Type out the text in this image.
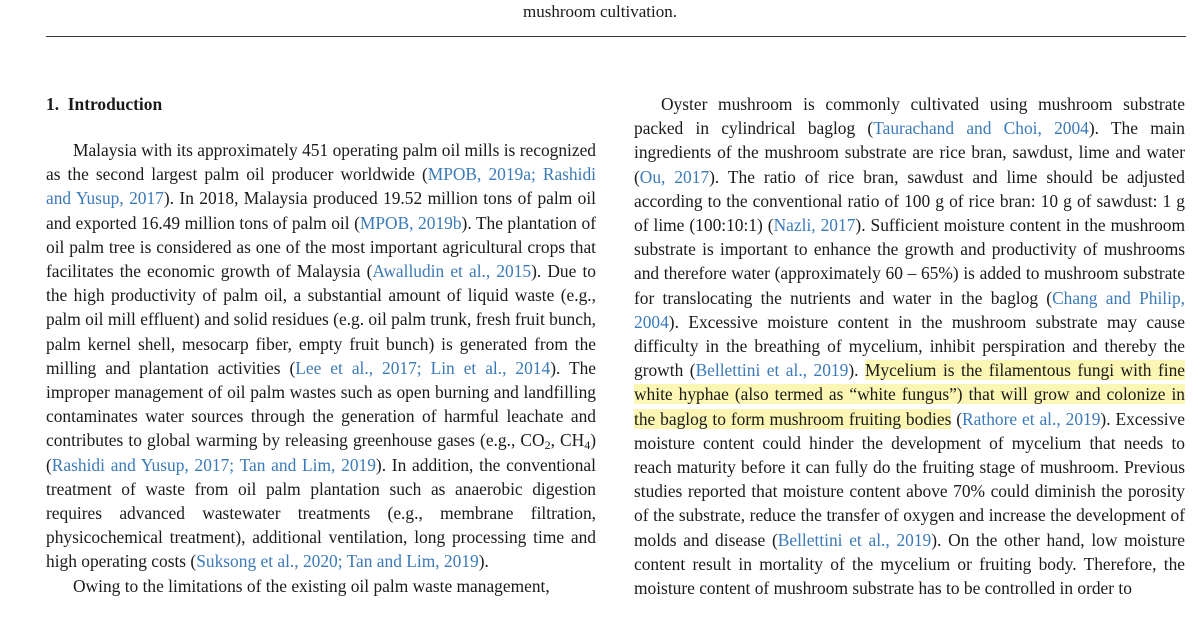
mushroom cultivation.
1. Introduction

Malaysia with its approximately 451 operating palm oil mills is recognized as the second largest palm oil producer worldwide (MPOB, 2019a; Rashidi and Yusup, 2017). In 2018, Malaysia produced 19.52 million tons of palm oil and exported 16.49 million tons of palm oil (MPOB, 2019b). The plantation of oil palm tree is considered as one of the most important agricultural crops that facilitates the economic growth of Malaysia (Awalludin et al., 2015). Due to the high productivity of palm oil, a substantial amount of liquid waste (e.g., palm oil mill effluent) and solid residues (e.g. oil palm trunk, fresh fruit bunch, palm kernel shell, mesocarp fiber, empty fruit bunch) is generated from the milling and plantation activities (Lee et al., 2017; Lin et al., 2014). The improper management of oil palm wastes such as open burning and landfilling contaminates water sources through the generation of harmful leachate and contributes to global warming by releasing greenhouse gases (e.g., $CO_2$, $CH_4$) (Rashidi and Yusup, 2017; Tan and Lim, 2019). In addition, the conventional treatment of waste from oil palm plantation such as anaerobic digestion requires advanced wastewater treatments (e.g., membrane filtration, physicochemical treatment), additional ventilation, long processing time and high operating costs (Suksong et al., 2020; Tan and Lim, 2019).

Owing to the limitations of the existing oil palm waste management,

Oyster mushroom is commonly cultivated using mushroom substrate packed in cylindrical baglog (Taurachand and Choi, 2004). The main ingredients of the mushroom substrate are rice bran, sawdust, lime and water (Ou, 2017). The ratio of rice bran, sawdust and lime should be adjusted according to the conventional ratio of 100 g of rice bran: 10 g of sawdust: 1 g of lime (100:10:1) (Nazli, 2017). Sufficient moisture content in the mushroom substrate is important to enhance the growth and productivity of mushrooms and therefore water (approximately 60 – 65%) is added to mushroom substrate for translocating the nutrients and water in the baglog (Chang and Philip, 2004). Excessive moisture content in the mushroom substrate may cause difficulty in the breathing of mycelium, inhibit perspiration and thereby the growth (Bellettini et al., 2019). Mycelium is the filamentous fungi with fine white hyphae (also termed as “white fungus”) that will grow and colonize in the baglog to form mushroom fruiting bodies (Rathore et al., 2019). Excessive moisture content could hinder the development of mycelium that needs to reach maturity before it can fully do the fruiting stage of mushroom. Previous studies reported that moisture content above 70% could diminish the porosity of the substrate, reduce the transfer of oxygen and increase the development of molds and disease (Bellettini et al., 2019). On the other hand, low moisture content result in mortality of the mycelium or fruiting body. Therefore, the moisture content of mushroom substrate has to be controlled in order to
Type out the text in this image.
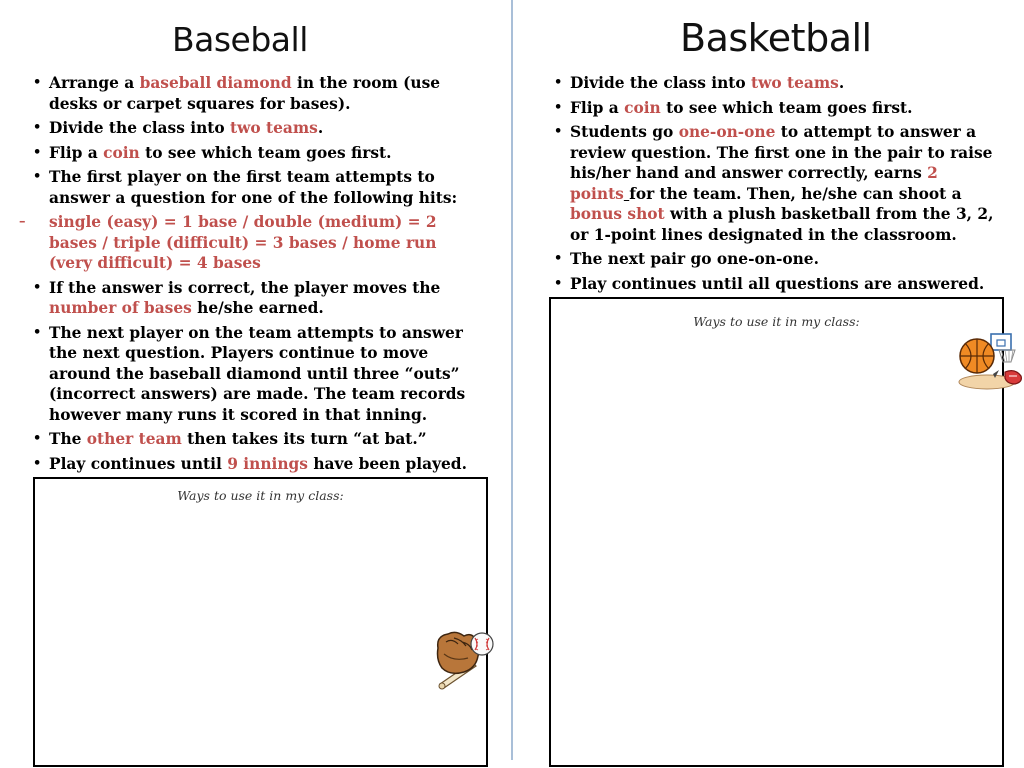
Baseball
• Arrange a baseball diamond in the room (use desks or carpet squares for bases).
• Divide the class into two teams.
• Flip a coin to see which team goes first.
• The first player on the first team attempts to answer a question for one of the following hits:
– single (easy) = 1 base / double (medium) = 2 bases / triple (difficult) = 3 bases / home run (very difficult) = 4 bases
• If the answer is correct, the player moves the number of bases he/she earned.
• The next player on the team attempts to answer the next question. Players continue to move around the baseball diamond until three “outs” (incorrect answers) are made. The team records however many runs it scored in that inning.
• The other team then takes its turn “at bat.”
• Play continues until 9 innings have been played.
Basketball
• Divide the class into two teams.
• Flip a coin to see which team goes first.
• Students go one-on-one to attempt to answer a review question. The first one in the pair to raise his/her hand and answer correctly, earns 2 points for the team. Then, he/she can shoot a bonus shot with a plush basketball from the 3, 2, or 1-point lines designated in the classroom.
• The next pair go one-on-one.
• Play continues until all questions are answered.

Ways to use it in my class:

Ways to use it in my class:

******************************

§ What is needed: Of the lines above, how many contain the word "waste"? Provide the number and nothing else.

§ Answer to this problem: 2